* GIVEN EXERCISE: Pull every line that holds the word "rain" from the entries.

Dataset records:
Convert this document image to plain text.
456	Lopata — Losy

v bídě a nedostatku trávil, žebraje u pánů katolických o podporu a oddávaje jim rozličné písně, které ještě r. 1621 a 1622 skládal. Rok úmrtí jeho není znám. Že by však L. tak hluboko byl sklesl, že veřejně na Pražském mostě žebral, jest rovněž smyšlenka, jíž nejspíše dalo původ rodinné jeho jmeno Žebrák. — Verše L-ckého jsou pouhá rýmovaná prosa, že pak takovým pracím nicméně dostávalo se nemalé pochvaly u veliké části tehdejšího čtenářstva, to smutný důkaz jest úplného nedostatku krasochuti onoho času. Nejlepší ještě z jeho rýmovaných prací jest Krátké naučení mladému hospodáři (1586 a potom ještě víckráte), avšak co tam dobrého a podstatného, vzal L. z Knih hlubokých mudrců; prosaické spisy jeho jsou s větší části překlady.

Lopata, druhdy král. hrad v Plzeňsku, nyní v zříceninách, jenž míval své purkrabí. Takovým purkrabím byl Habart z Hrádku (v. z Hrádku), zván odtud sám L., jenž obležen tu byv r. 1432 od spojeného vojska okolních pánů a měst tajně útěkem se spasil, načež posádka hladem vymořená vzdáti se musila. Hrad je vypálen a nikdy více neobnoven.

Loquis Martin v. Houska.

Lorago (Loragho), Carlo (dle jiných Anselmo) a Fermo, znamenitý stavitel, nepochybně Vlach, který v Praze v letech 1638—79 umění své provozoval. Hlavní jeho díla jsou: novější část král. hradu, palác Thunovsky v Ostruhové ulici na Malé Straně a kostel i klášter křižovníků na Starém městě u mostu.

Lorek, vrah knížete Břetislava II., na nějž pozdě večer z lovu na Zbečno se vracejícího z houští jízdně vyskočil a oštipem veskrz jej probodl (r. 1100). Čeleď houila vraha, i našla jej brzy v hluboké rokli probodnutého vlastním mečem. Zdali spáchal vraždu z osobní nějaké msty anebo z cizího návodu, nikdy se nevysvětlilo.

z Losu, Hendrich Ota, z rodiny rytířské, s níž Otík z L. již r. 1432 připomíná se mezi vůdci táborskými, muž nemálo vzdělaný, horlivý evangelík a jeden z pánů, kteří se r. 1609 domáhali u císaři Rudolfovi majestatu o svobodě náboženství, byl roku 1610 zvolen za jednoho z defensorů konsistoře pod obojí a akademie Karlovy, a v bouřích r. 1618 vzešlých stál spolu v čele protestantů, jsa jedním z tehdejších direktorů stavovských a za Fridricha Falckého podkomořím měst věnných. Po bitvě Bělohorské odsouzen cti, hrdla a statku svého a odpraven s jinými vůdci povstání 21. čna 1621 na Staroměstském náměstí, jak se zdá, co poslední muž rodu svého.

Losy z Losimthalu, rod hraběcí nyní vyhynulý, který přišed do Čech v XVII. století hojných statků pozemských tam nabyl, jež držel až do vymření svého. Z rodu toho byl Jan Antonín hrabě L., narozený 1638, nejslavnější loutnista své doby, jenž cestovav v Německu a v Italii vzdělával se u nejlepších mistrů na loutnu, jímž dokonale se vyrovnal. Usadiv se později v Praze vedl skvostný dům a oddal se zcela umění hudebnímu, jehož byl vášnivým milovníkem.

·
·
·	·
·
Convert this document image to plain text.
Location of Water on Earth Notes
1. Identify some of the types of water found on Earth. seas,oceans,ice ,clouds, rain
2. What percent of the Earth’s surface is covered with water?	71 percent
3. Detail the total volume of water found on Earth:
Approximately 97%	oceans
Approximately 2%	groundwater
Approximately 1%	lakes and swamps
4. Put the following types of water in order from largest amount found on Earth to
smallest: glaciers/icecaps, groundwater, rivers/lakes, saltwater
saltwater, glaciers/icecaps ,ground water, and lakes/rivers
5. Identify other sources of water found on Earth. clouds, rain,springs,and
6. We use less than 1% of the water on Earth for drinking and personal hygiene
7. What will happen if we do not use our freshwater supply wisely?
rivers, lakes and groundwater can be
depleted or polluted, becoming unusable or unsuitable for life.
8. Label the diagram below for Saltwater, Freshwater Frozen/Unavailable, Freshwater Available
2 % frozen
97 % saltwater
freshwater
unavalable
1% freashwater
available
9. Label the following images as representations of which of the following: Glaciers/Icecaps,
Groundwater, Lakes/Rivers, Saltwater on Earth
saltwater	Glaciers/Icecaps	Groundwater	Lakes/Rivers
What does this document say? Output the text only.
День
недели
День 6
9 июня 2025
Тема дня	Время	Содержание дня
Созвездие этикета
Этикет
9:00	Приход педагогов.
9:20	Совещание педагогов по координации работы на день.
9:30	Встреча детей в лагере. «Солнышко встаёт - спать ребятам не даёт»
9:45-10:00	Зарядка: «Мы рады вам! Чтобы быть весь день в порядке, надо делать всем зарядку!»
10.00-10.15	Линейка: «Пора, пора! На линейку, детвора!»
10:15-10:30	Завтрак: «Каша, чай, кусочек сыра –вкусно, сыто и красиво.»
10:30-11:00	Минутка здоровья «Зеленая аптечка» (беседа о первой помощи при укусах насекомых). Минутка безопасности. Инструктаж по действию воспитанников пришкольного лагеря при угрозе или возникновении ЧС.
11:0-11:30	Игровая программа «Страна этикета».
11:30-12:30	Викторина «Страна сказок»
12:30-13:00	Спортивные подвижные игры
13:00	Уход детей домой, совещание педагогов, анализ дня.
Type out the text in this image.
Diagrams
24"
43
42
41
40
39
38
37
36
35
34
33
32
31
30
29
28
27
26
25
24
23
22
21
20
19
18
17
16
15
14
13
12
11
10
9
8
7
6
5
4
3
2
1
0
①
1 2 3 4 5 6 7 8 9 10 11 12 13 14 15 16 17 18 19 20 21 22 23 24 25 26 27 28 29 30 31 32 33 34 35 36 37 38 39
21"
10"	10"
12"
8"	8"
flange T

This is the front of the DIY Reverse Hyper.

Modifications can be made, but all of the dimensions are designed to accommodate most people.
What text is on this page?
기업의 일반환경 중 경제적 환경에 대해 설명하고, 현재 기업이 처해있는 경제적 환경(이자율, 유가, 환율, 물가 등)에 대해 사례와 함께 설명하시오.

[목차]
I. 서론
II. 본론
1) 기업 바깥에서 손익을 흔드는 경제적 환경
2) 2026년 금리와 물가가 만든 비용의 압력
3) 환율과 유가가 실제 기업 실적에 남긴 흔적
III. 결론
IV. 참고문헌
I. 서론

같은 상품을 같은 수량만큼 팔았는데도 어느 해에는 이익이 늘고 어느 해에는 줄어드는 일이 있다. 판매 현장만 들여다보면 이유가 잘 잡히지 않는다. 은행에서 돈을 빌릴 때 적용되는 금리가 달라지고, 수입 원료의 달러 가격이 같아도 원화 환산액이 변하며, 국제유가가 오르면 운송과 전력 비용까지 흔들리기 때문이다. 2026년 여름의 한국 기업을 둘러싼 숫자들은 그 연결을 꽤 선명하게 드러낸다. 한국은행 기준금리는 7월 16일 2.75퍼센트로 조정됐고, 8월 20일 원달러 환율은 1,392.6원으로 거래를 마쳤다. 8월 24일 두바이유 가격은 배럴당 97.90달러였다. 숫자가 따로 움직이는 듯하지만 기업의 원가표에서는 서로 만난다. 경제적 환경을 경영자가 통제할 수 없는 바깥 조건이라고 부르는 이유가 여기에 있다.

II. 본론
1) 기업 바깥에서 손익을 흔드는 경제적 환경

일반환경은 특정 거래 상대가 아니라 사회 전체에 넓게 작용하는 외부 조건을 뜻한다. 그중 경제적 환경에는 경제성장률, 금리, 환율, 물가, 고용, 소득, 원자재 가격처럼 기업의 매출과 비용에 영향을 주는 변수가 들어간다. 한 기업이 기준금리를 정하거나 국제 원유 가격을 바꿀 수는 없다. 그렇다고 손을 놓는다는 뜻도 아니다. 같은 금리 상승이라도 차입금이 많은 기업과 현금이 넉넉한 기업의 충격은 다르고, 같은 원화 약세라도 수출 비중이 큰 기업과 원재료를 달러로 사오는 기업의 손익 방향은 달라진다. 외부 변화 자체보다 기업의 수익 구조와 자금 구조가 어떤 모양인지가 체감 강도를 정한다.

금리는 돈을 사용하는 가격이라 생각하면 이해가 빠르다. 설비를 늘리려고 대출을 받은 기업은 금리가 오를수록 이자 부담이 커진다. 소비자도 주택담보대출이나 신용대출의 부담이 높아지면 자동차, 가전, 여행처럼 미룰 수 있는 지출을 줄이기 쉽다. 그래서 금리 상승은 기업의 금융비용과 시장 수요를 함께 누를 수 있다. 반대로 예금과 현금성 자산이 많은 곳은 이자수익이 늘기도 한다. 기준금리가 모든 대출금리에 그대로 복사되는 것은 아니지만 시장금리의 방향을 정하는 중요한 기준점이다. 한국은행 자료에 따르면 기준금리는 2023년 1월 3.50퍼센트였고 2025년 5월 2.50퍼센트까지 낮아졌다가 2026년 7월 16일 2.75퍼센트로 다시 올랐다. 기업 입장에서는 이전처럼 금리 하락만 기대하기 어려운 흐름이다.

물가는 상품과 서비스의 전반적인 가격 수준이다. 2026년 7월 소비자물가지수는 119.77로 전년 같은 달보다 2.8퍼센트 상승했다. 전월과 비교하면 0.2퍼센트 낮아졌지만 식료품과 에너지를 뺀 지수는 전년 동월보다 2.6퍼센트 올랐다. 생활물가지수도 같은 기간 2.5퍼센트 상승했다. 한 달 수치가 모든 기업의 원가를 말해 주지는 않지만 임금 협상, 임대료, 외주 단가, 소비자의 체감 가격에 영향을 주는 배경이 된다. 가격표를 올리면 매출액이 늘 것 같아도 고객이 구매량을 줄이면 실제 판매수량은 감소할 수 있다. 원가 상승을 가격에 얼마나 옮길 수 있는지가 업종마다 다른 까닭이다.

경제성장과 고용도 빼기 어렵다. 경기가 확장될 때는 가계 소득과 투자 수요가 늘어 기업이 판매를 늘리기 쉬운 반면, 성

* ANSWER TO THE TASK:
1. Identify some of the types of water found on Earth. seas,oceans,ice ,clouds, rain
5. Identify other sources of water found on Earth. clouds, rain,springs,and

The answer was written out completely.